Aim
Write out the material exactly, leaving every picture behind.

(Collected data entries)
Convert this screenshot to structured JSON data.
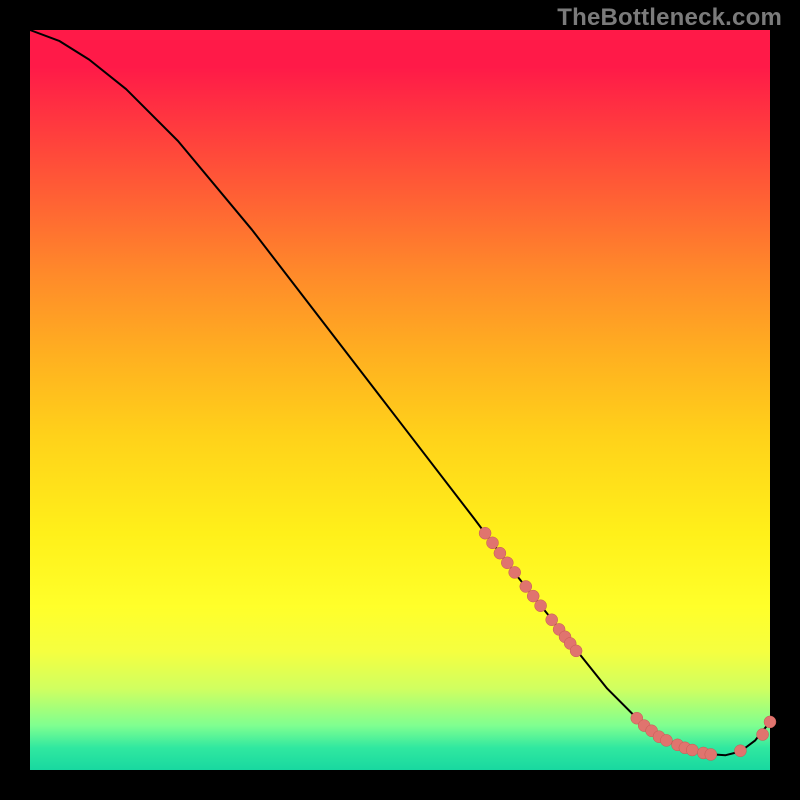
{
  "watermark": "TheBottleneck.com",
  "colors": {
    "background": "#000000",
    "watermark_text": "#7b7b7b",
    "curve_stroke": "#000000",
    "marker_fill": "#e0746e",
    "marker_stroke": "#c45a54"
  },
  "chart_data": {
    "type": "line",
    "title": "",
    "xlabel": "",
    "ylabel": "",
    "xlim": [
      0,
      100
    ],
    "ylim": [
      0,
      100
    ],
    "curve": {
      "x": [
        0,
        4,
        8,
        13,
        20,
        30,
        40,
        50,
        60,
        66,
        70,
        74,
        78,
        82,
        85,
        88,
        91,
        94,
        96,
        98,
        100
      ],
      "y": [
        100,
        98.5,
        96,
        92,
        85,
        73,
        60,
        47,
        34,
        26,
        21,
        16,
        11,
        7,
        4.5,
        3,
        2.2,
        2,
        2.5,
        4,
        6.5
      ]
    },
    "series": [
      {
        "name": "markers-upper-slope",
        "x": [
          61.5,
          62.5,
          63.5,
          64.5,
          65.5,
          67.0,
          68.0,
          69.0,
          70.5
        ],
        "y": [
          32.0,
          30.7,
          29.3,
          28.0,
          26.7,
          24.8,
          23.5,
          22.2,
          20.3
        ]
      },
      {
        "name": "markers-mid-slope",
        "x": [
          71.5,
          72.3,
          73.0,
          73.8
        ],
        "y": [
          19.0,
          18.0,
          17.1,
          16.1
        ]
      },
      {
        "name": "markers-trough",
        "x": [
          82.0,
          83.0,
          84.0,
          85.0,
          86.0,
          87.5,
          88.5,
          89.5,
          91.0,
          92.0
        ],
        "y": [
          7.0,
          6.0,
          5.3,
          4.5,
          4.0,
          3.4,
          3.0,
          2.7,
          2.3,
          2.1
        ]
      },
      {
        "name": "markers-tail",
        "x": [
          96.0,
          99.0,
          100.0
        ],
        "y": [
          2.6,
          4.8,
          6.5
        ]
      }
    ]
  }
}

Result
Convert this screenshot to structured JSON data.
{
  "watermark": "TheBottleneck.com",
  "colors": {
    "background": "#000000",
    "watermark_text": "#7b7b7b",
    "curve_stroke": "#000000",
    "marker_fill": "#e0746e",
    "marker_stroke": "#c45a54"
  },
  "chart_data": {
    "type": "line",
    "title": "",
    "xlabel": "",
    "ylabel": "",
    "xlim": [
      0,
      100
    ],
    "ylim": [
      0,
      100
    ],
    "curve": {
      "x": [
        0,
        4,
        8,
        13,
        20,
        30,
        40,
        50,
        60,
        66,
        70,
        74,
        78,
        82,
        85,
        88,
        91,
        94,
        96,
        98,
        100
      ],
      "y": [
        100,
        98.5,
        96,
        92,
        85,
        73,
        60,
        47,
        34,
        26,
        21,
        16,
        11,
        7,
        4.5,
        3,
        2.2,
        2,
        2.5,
        4,
        6.5
      ]
    },
    "series": [
      {
        "name": "markers-upper-slope",
        "x": [
          61.5,
          62.5,
          63.5,
          64.5,
          65.5,
          67.0,
          68.0,
          69.0,
          70.5
        ],
        "y": [
          32.0,
          30.7,
          29.3,
          28.0,
          26.7,
          24.8,
          23.5,
          22.2,
          20.3
        ]
      },
      {
        "name": "markers-mid-slope",
        "x": [
          71.5,
          72.3,
          73.0,
          73.8
        ],
        "y": [
          19.0,
          18.0,
          17.1,
          16.1
        ]
      },
      {
        "name": "markers-trough",
        "x": [
          82.0,
          83.0,
          84.0,
          85.0,
          86.0,
          87.5,
          88.5,
          89.5,
          91.0,
          92.0
        ],
        "y": [
          7.0,
          6.0,
          5.3,
          4.5,
          4.0,
          3.4,
          3.0,
          2.7,
          2.3,
          2.1
        ]
      },
      {
        "name": "markers-tail",
        "x": [
          96.0,
          99.0,
          100.0
        ],
        "y": [
          2.6,
          4.8,
          6.5
        ]
      }
    ]
  }
}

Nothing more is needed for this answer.